§ STATED PROBLEM:
Among the following entries, count the lines that contain "перед" and report only the result.

§ SUPPLIED MATERIAL:
:::::
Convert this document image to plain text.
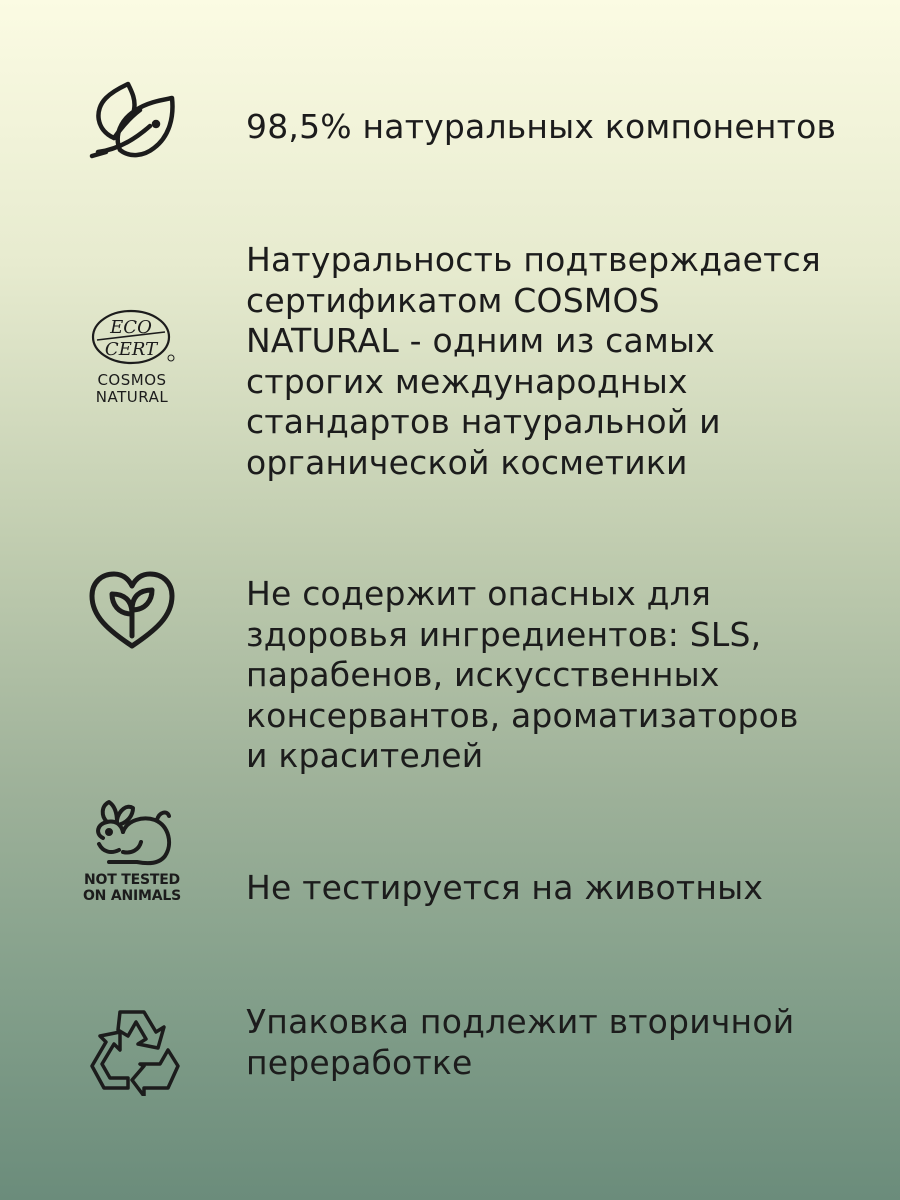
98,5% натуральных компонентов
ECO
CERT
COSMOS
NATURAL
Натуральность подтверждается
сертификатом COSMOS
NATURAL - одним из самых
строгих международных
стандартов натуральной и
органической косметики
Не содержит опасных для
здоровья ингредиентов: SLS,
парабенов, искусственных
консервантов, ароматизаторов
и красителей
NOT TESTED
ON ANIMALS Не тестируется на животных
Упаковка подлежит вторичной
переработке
:::::
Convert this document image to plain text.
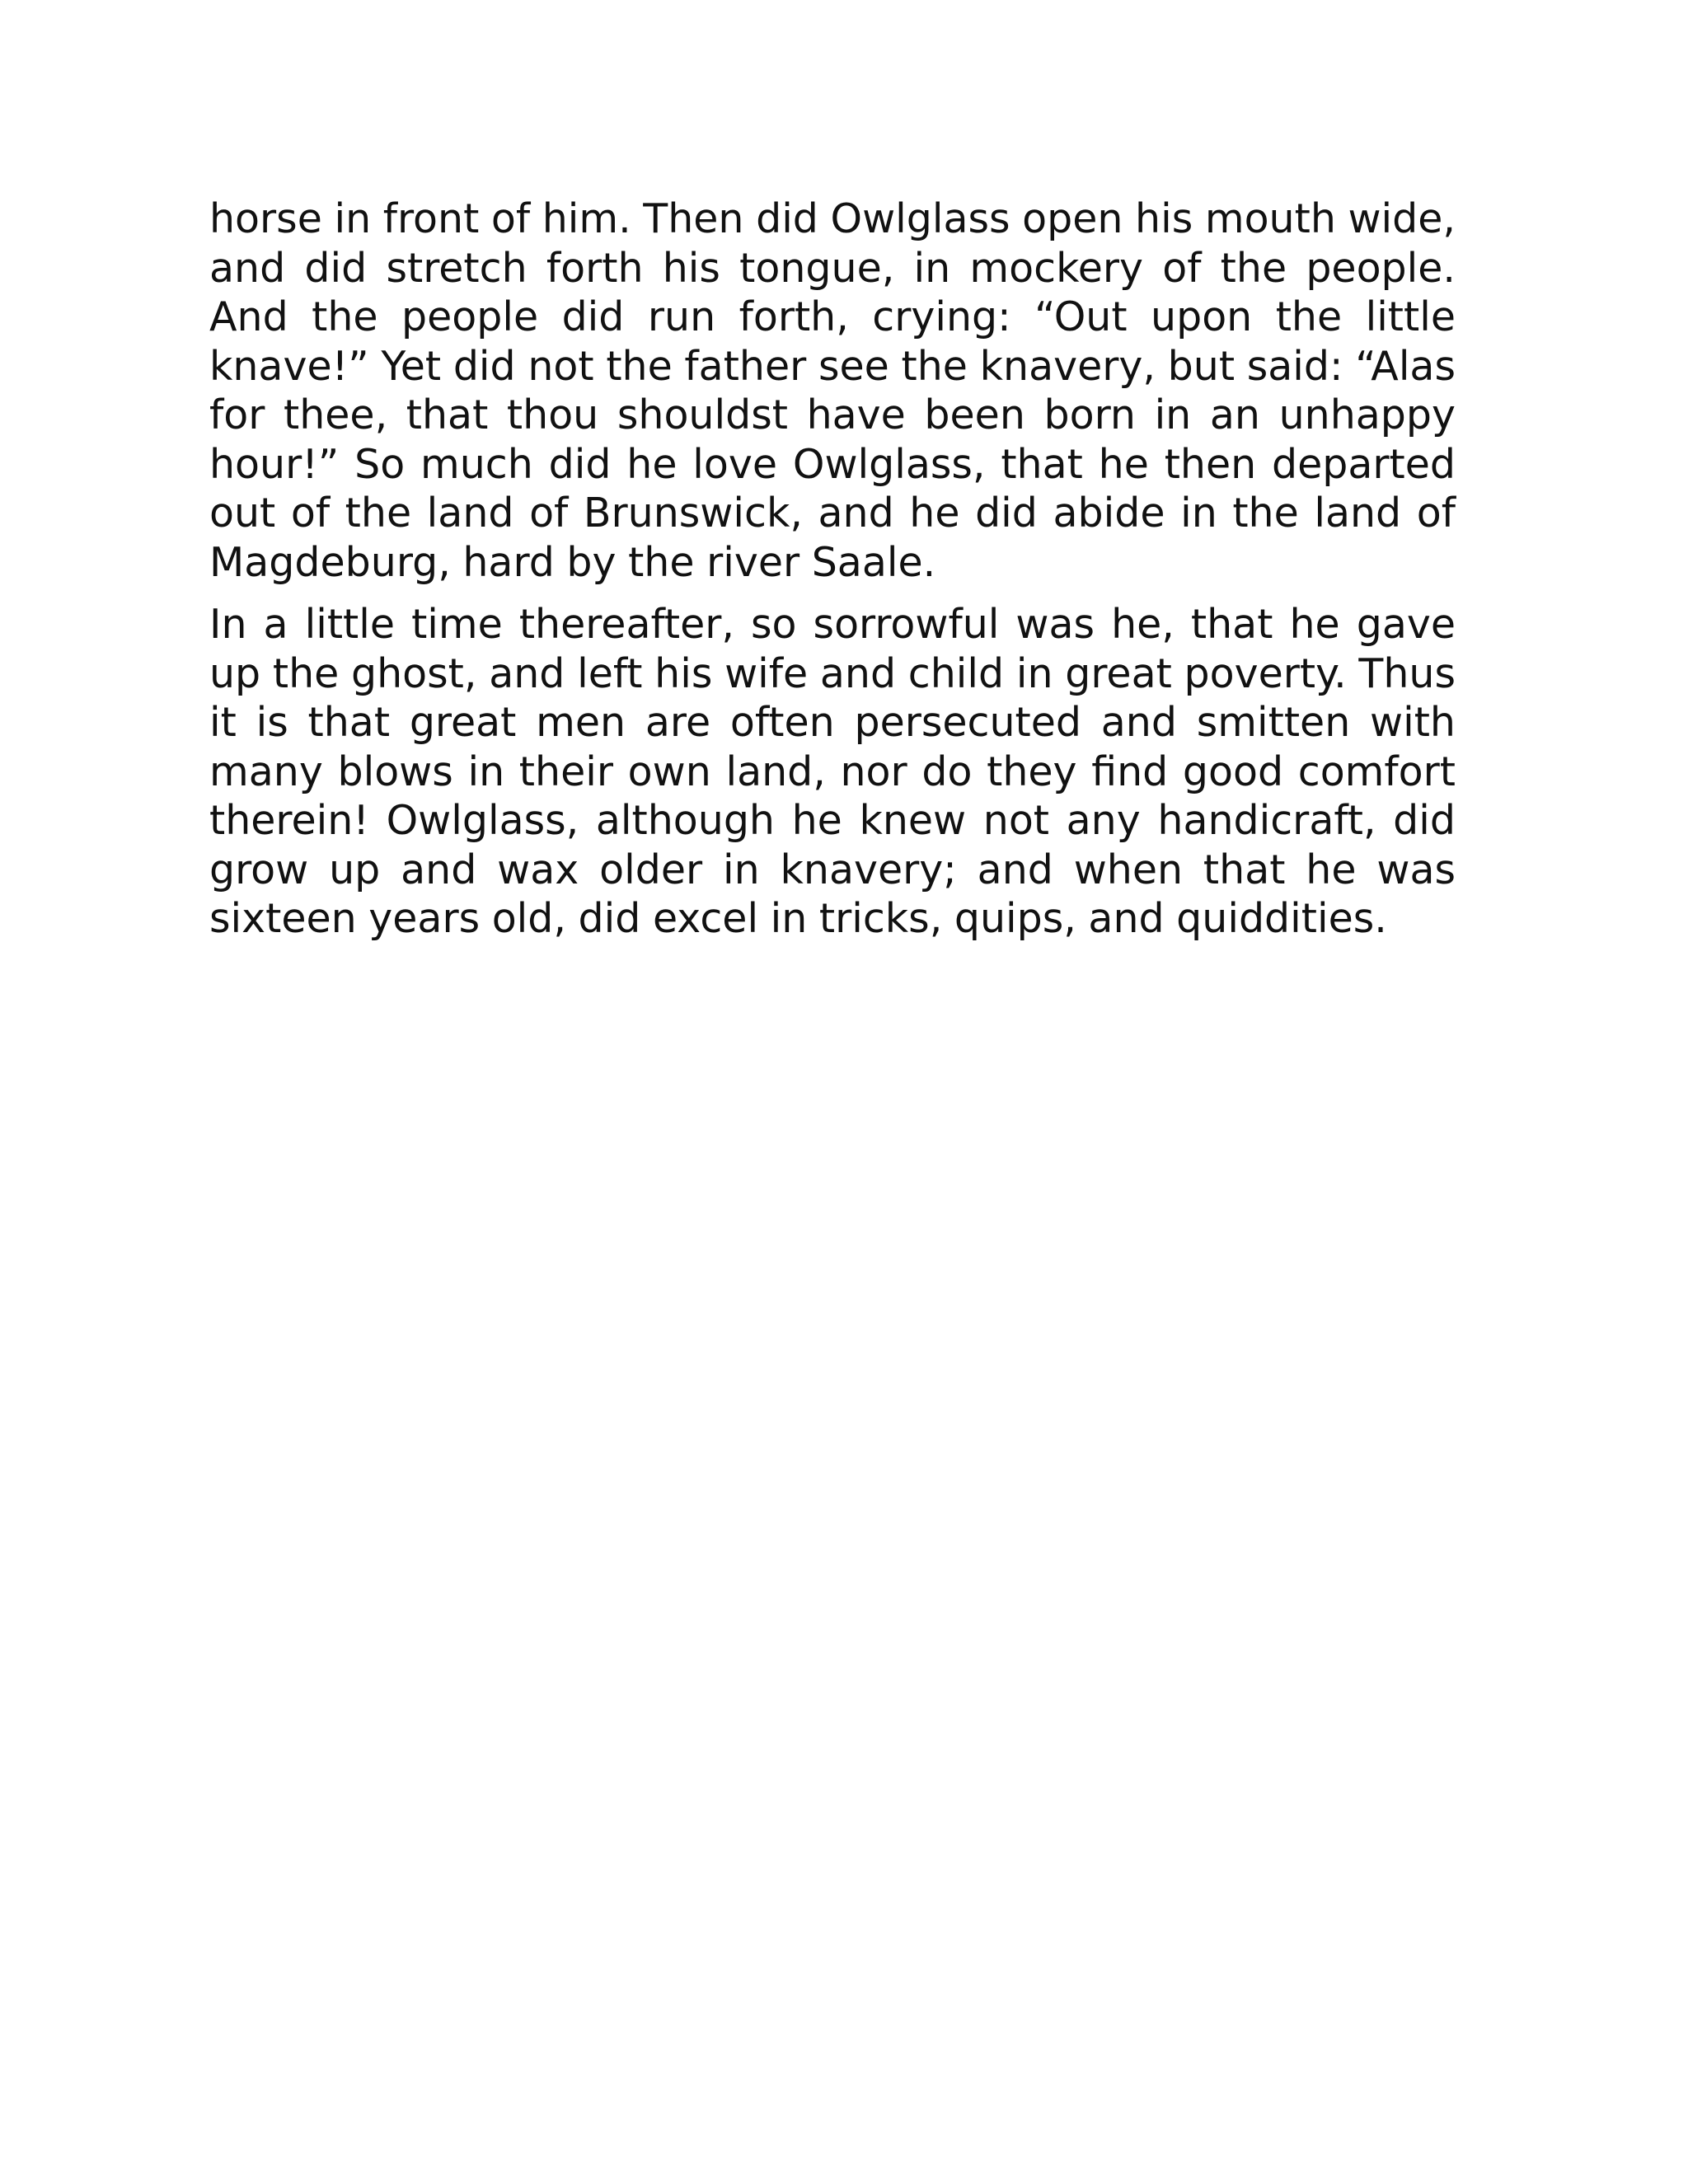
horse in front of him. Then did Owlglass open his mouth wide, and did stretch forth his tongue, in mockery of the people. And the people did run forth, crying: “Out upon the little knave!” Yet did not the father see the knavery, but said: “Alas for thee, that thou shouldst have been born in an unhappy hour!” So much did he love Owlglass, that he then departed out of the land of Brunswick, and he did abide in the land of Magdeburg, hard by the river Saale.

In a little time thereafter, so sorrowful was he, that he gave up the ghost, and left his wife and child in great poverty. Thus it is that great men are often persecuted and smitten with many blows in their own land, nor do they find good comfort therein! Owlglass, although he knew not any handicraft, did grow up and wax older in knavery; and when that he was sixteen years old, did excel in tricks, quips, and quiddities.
:::::
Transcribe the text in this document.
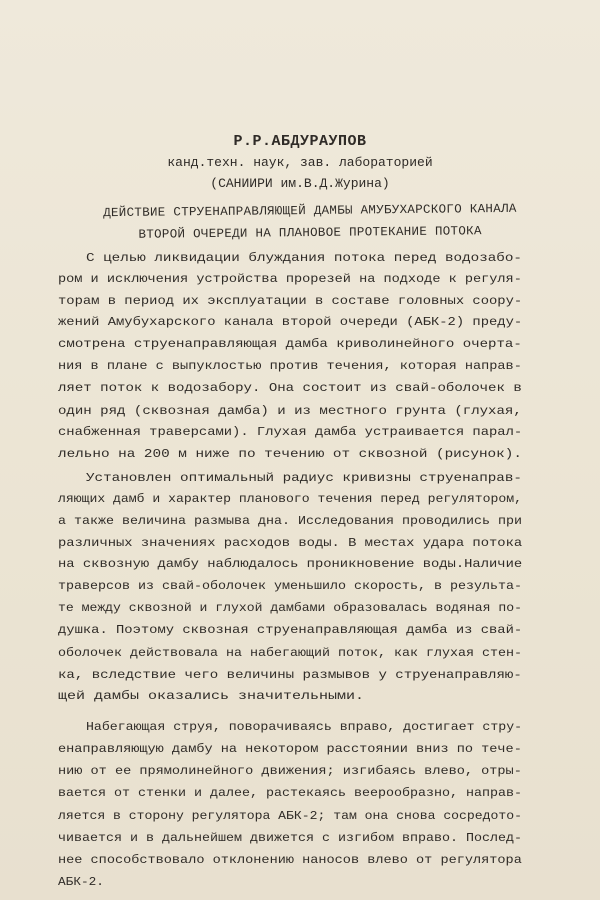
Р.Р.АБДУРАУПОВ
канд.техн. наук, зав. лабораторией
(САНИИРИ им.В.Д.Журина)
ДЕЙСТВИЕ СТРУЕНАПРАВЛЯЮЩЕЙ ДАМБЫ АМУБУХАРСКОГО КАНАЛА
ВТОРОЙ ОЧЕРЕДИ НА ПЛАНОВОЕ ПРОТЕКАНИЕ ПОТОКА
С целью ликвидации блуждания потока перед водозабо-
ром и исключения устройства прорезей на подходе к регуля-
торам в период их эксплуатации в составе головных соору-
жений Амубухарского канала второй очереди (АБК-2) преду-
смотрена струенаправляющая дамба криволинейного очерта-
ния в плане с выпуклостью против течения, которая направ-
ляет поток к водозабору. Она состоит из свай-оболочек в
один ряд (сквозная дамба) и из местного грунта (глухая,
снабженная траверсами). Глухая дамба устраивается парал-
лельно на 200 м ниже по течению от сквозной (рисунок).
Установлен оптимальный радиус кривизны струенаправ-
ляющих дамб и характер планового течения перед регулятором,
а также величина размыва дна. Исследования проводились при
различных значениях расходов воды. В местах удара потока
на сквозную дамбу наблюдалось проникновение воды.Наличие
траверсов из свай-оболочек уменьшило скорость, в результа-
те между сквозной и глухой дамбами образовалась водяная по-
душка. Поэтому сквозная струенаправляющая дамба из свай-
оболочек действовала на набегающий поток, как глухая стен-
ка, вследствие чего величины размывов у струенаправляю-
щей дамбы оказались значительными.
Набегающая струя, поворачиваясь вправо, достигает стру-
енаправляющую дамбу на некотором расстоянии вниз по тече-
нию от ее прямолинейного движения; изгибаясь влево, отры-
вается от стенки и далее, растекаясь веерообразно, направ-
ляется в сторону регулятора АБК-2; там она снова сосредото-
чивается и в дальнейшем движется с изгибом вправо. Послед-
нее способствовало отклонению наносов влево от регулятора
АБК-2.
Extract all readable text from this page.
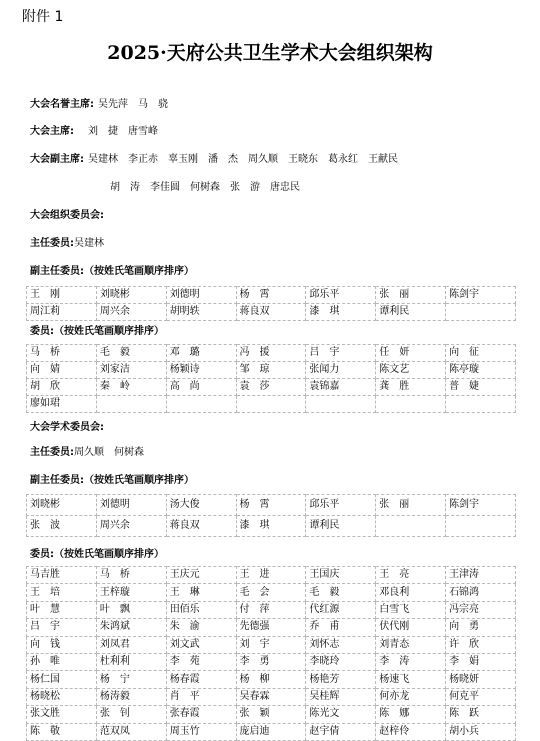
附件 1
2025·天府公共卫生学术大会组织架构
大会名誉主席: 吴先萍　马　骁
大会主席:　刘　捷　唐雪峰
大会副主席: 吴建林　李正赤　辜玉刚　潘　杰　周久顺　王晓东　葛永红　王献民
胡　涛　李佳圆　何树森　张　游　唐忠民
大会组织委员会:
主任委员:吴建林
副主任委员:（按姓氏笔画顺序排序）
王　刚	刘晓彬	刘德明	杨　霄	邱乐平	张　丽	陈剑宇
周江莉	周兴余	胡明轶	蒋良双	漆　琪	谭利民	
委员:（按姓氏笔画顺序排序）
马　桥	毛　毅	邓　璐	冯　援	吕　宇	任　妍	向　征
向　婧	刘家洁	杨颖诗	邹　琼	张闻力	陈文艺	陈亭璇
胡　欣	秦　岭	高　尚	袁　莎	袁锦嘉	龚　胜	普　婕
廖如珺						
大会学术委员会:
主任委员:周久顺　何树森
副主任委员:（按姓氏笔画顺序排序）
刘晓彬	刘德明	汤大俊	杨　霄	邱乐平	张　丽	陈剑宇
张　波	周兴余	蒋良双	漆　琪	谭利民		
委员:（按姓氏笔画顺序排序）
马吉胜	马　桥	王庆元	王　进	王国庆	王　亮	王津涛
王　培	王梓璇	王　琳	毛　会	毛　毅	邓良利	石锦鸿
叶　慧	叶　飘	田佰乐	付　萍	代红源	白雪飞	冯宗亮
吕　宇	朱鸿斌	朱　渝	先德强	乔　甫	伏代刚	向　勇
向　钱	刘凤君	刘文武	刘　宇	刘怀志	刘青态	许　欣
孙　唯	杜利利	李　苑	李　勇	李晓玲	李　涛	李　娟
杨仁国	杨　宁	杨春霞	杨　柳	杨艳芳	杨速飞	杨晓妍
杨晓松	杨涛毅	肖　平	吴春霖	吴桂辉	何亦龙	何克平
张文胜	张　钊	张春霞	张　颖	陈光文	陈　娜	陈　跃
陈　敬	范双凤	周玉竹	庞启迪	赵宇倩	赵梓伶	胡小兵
:::::
§ REPLY TO THE EXERCISE:
2